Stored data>
▶
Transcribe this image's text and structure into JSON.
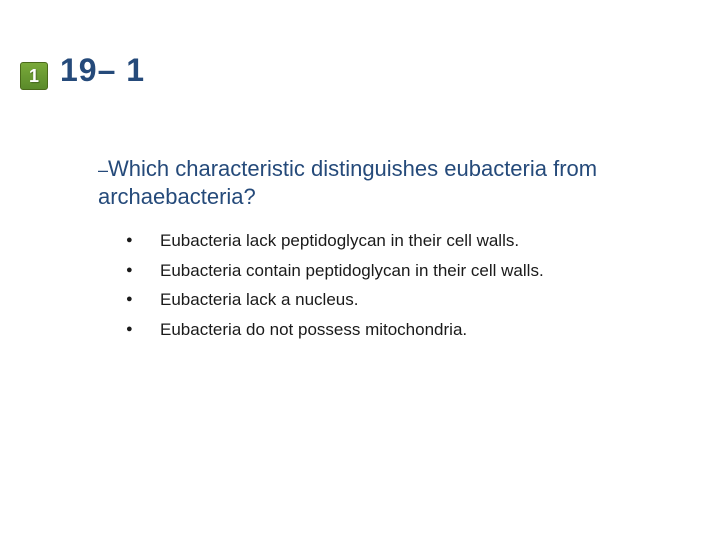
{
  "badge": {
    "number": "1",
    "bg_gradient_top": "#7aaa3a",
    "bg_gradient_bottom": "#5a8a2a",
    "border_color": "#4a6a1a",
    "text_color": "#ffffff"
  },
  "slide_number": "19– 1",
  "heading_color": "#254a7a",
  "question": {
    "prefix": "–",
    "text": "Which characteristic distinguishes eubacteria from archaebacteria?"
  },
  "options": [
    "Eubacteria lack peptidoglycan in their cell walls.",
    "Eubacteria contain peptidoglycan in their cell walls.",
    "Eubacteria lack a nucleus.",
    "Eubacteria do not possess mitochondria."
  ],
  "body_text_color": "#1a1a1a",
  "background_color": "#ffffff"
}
◀
Work item>
Without the pictures, reproduce every record exactly as it appears above.

Reply>
Transcribe this image's text and structure into JSON.
{
  "badge": {
    "number": "1",
    "bg_gradient_top": "#7aaa3a",
    "bg_gradient_bottom": "#5a8a2a",
    "border_color": "#4a6a1a",
    "text_color": "#ffffff"
  },
  "slide_number": "19– 1",
  "heading_color": "#254a7a",
  "question": {
    "prefix": "–",
    "text": "Which characteristic distinguishes eubacteria from archaebacteria?"
  },
  "options": [
    "Eubacteria lack peptidoglycan in their cell walls.",
    "Eubacteria contain peptidoglycan in their cell walls.",
    "Eubacteria lack a nucleus.",
    "Eubacteria do not possess mitochondria."
  ],
  "body_text_color": "#1a1a1a",
  "background_color": "#ffffff"
}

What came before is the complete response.